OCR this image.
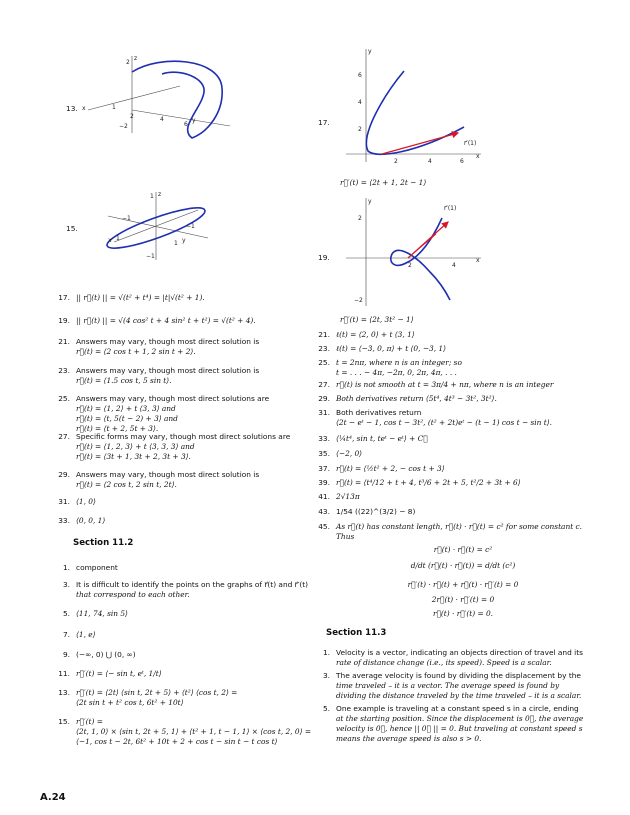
13.
2
z
x	1
2	4
6
y
−2
15.
1 z
−1
−1
x 1
1 y
−1
17. || r⃗(t) || = √(t² + t⁴) = |t|√(t² + 1).
19. || r⃗(t) || = √(4 cos² t + 4 sin² t + t²) = √(t² + 4).
21. Answers may vary, though most direct solution is
r⃗(t) = ⟨2 cos t + 1, 2 sin t + 2⟩.
23. Answers may vary, though most direct solution is
r⃗(t) = ⟨1.5 cos t, 5 sin t⟩.
25. Answers may vary, though most direct solutions are
r⃗(t) = ⟨1, 2⟩ + t ⟨3, 3⟩ and
r⃗(t) = ⟨t, 5(t − 2) + 3⟩ and
r⃗(t) = ⟨t + 2, 5t + 3⟩.
27. Specific forms may vary, though most direct solutions are
r⃗(t) = ⟨1, 2, 3⟩ + t ⟨3, 3, 3⟩ and
r⃗(t) = ⟨3t + 1, 3t + 2, 3t + 3⟩.
29. Answers may vary, though most direct solution is
r⃗(t) = ⟨2 cos t, 2 sin t, 2t⟩.
31. ⟨1, 0⟩
33. ⟨0, 0, 1⟩
Section 11.2
1. component
3. It is difficult to identify the points on the graphs of r⃗(t) and r⃗′(t)
that correspond to each other.
5. ⟨11, 74, sin 5⟩
7. ⟨1, e⟩
9. (−∞, 0) ⋃ (0, ∞)
11. r⃗′(t) = ⟨− sin t, eᵗ, 1/t⟩
13. r⃗′(t) = ⟨2t⟩ ⟨sin t, 2t + 5⟩ + ⟨t²⟩ ⟨cos t, 2⟩ =
⟨2t sin t + t² cos t, 6t² + 10t⟩
15. r⃗′(t) =
⟨2t, 1, 0⟩ × ⟨sin t, 2t + 5, 1⟩ + ⟨t² + 1, t − 1, 1⟩ × ⟨cos t, 2, 0⟩ =
⟨−1, cos t − 2t, 6t² + 10t + 2 + cos t − sin t − t cos t⟩
17.
y
6
4
2
2	4	6
x
r⃗′(1)
r⃗′(t) = ⟨2t + 1, 2t − 1⟩
19.
y
2
−2
2	4
x
r⃗′(1)
r⃗′(t) = ⟨2t, 3t² − 1⟩
21. ℓ(t) = ⟨2, 0⟩ + t ⟨3, 1⟩
23. ℓ(t) = ⟨−3, 0, π⟩ + t ⟨0, −3, 1⟩
25. t = 2nπ, where n is an integer; so
t = . . . − 4π, −2π, 0, 2π, 4π, . . .
27. r⃗(t) is not smooth at t = 3π/4 + nπ, where n is an integer
29. Both derivatives return ⟨5t⁴, 4t³ − 3t², 3t²⟩.
31. Both derivatives return
⟨2t − eᵗ − 1, cos t − 3t², (t² + 2t)eᵗ − (t − 1) cos t − sin t⟩.
33. ⟨¼t⁴, sin t, teᵗ − eᵗ⟩ + C⃗
35. ⟨−2, 0⟩
37. r⃗(t) = ⟨½t² + 2, − cos t + 3⟩
39. r⃗(t) = ⟨t⁴/12 + t + 4, t³/6 + 2t + 5, t²/2 + 3t + 6⟩
41. 2√13π
43. 1/54 ((22)^(3/2) − 8)
45. As r⃗(t) has constant length, r⃗(t) · r⃗(t) = c² for some constant c.
Thus
r⃗(t) · r⃗(t) = c²
d/dt (r⃗(t) · r⃗(t)) = d/dt (c²)
r⃗′(t) · r⃗(t) + r⃗(t) · r⃗′(t) = 0
2r⃗(t) · r⃗′(t) = 0
r⃗(t) · r⃗′(t) = 0.
Section 11.3
1. Velocity is a vector, indicating an objects direction of travel and its
rate of distance change (i.e., its speed). Speed is a scalar.
3. The average velocity is found by dividing the displacement by the
time traveled – it is a vector. The average speed is found by
dividing the distance traveled by the time traveled – it is a scalar.
5. One example is traveling at a constant speed s in a circle, ending
at the starting position. Since the displacement is 0⃗, the average
velocity is 0⃗, hence || 0⃗ || = 0. But traveling at constant speed s
means the average speed is also s > 0.
A.24
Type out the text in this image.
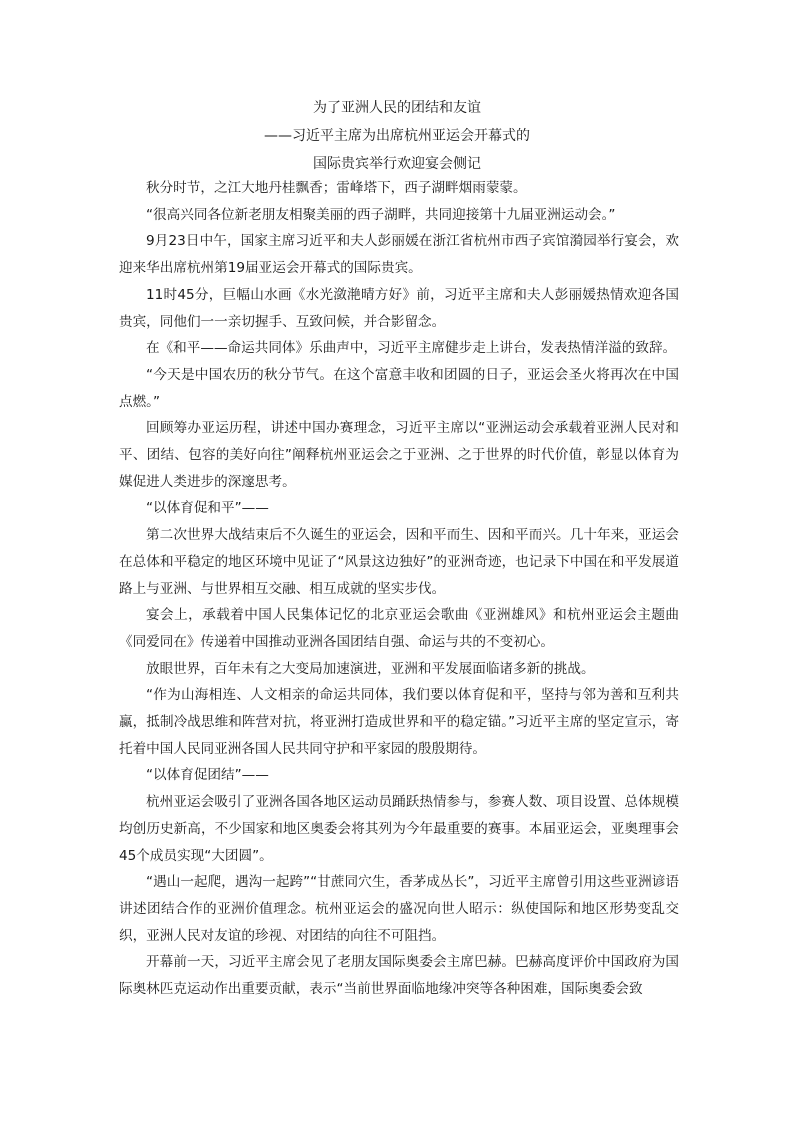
为了亚洲人民的团结和友谊
——习近平主席为出席杭州亚运会开幕式的
国际贵宾举行欢迎宴会侧记

秋分时节，之江大地丹桂飘香；雷峰塔下，西子湖畔烟雨蒙蒙。

“很高兴同各位新老朋友相聚美丽的西子湖畔，共同迎接第十九届亚洲运动会。”

9月23日中午，国家主席习近平和夫人彭丽媛在浙江省杭州市西子宾馆漪园举行宴会，欢迎来华出席杭州第19届亚运会开幕式的国际贵宾。

11时45分，巨幅山水画《水光潋滟晴方好》前，习近平主席和夫人彭丽媛热情欢迎各国贵宾，同他们一一亲切握手、互致问候，并合影留念。

在《和平——命运共同体》乐曲声中，习近平主席健步走上讲台，发表热情洋溢的致辞。

“今天是中国农历的秋分节气。在这个富意丰收和团圆的日子，亚运会圣火将再次在中国点燃。”

回顾筹办亚运历程，讲述中国办赛理念，习近平主席以“亚洲运动会承载着亚洲人民对和平、团结、包容的美好向往”阐释杭州亚运会之于亚洲、之于世界的时代价值，彰显以体育为媒促进人类进步的深邃思考。

“以体育促和平”——

第二次世界大战结束后不久诞生的亚运会，因和平而生、因和平而兴。几十年来，亚运会在总体和平稳定的地区环境中见证了“风景这边独好”的亚洲奇迹，也记录下中国在和平发展道路上与亚洲、与世界相互交融、相互成就的坚实步伐。

宴会上，承载着中国人民集体记忆的北京亚运会歌曲《亚洲雄风》和杭州亚运会主题曲《同爱同在》传递着中国推动亚洲各国团结自强、命运与共的不变初心。

放眼世界，百年未有之大变局加速演进，亚洲和平发展面临诸多新的挑战。

“作为山海相连、人文相亲的命运共同体，我们要以体育促和平，坚持与邻为善和互利共赢，抵制冷战思维和阵营对抗，将亚洲打造成世界和平的稳定锚。”习近平主席的坚定宣示，寄托着中国人民同亚洲各国人民共同守护和平家园的殷殷期待。

“以体育促团结”——

杭州亚运会吸引了亚洲各国各地区运动员踊跃热情参与，参赛人数、项目设置、总体规模均创历史新高，不少国家和地区奥委会将其列为今年最重要的赛事。本届亚运会，亚奥理事会45个成员实现“大团圆”。

“遇山一起爬，遇沟一起跨”“甘蔗同穴生，香茅成丛长”，习近平主席曾引用这些亚洲谚语讲述团结合作的亚洲价值理念。杭州亚运会的盛况向世人昭示：纵使国际和地区形势变乱交织，亚洲人民对友谊的珍视、对团结的向往不可阻挡。

开幕前一天，习近平主席会见了老朋友国际奥委会主席巴赫。巴赫高度评价中国政府为国际奥林匹克运动作出重要贡献，表示“当前世界面临地缘冲突等各种困难，国际奥委会致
----------------------------------------
■ GOAL:
Search the records above for "Both". Copy each line where it is found.

■ TASK RESULT:
29. Both derivatives return ⟨5t⁴, 4t³ − 3t², 3t²⟩.
31. Both derivatives return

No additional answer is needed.